### WORK TO COMPLETE
From the records, pick out and copy each line containing "大西沟杏花".

### INFORMATION SUPPLIED
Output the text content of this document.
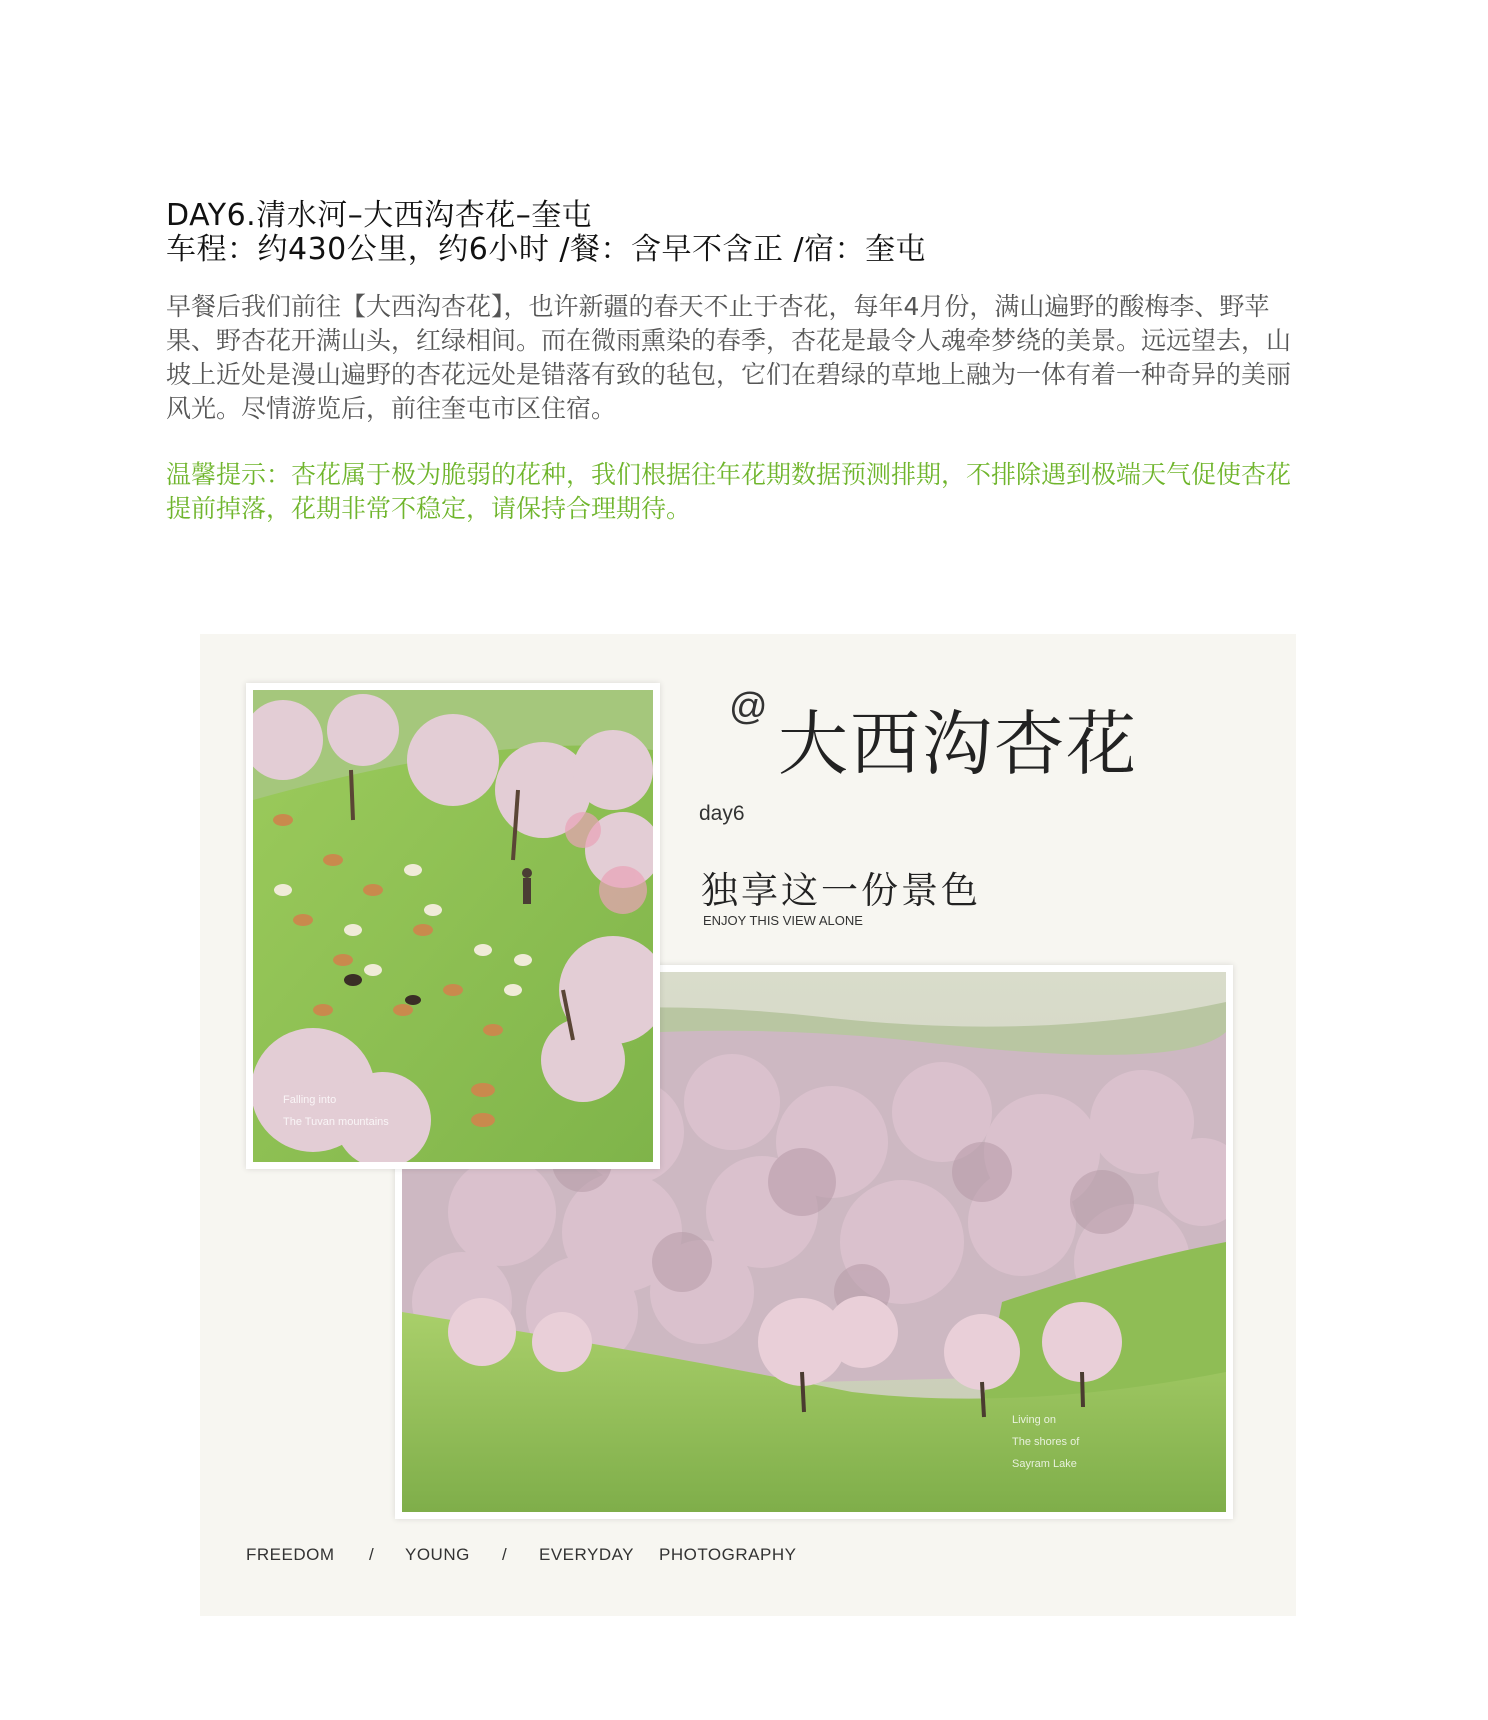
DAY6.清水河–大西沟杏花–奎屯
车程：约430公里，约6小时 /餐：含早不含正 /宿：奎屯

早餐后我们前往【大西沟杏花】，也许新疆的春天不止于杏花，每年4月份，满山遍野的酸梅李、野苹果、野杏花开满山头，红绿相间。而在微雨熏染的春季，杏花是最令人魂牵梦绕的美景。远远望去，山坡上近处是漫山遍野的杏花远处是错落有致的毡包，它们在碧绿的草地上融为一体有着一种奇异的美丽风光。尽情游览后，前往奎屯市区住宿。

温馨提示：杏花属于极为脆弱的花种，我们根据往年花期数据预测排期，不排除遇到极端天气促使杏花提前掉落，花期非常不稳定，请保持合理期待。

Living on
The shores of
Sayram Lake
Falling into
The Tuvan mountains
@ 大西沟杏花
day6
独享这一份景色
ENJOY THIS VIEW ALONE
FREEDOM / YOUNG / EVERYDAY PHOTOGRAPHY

### COMPLETED TASK
DAY6.清水河–大西沟杏花–奎屯
早餐后我们前往【大西沟杏花】，也许新疆的春天不止于杏花，每年4月份，满山遍野的酸梅李、野苹果、野杏花开满山头，红绿相间。而在微雨熏染的春季，杏花是最令人魂牵梦绕的美景。远远望去，山坡上近处是漫山遍野的杏花远处是错落有致的毡包，它们在碧绿的草地上融为一体有着一种奇异的美丽风光。尽情游览后，前往奎屯市区住宿。
@ 大西沟杏花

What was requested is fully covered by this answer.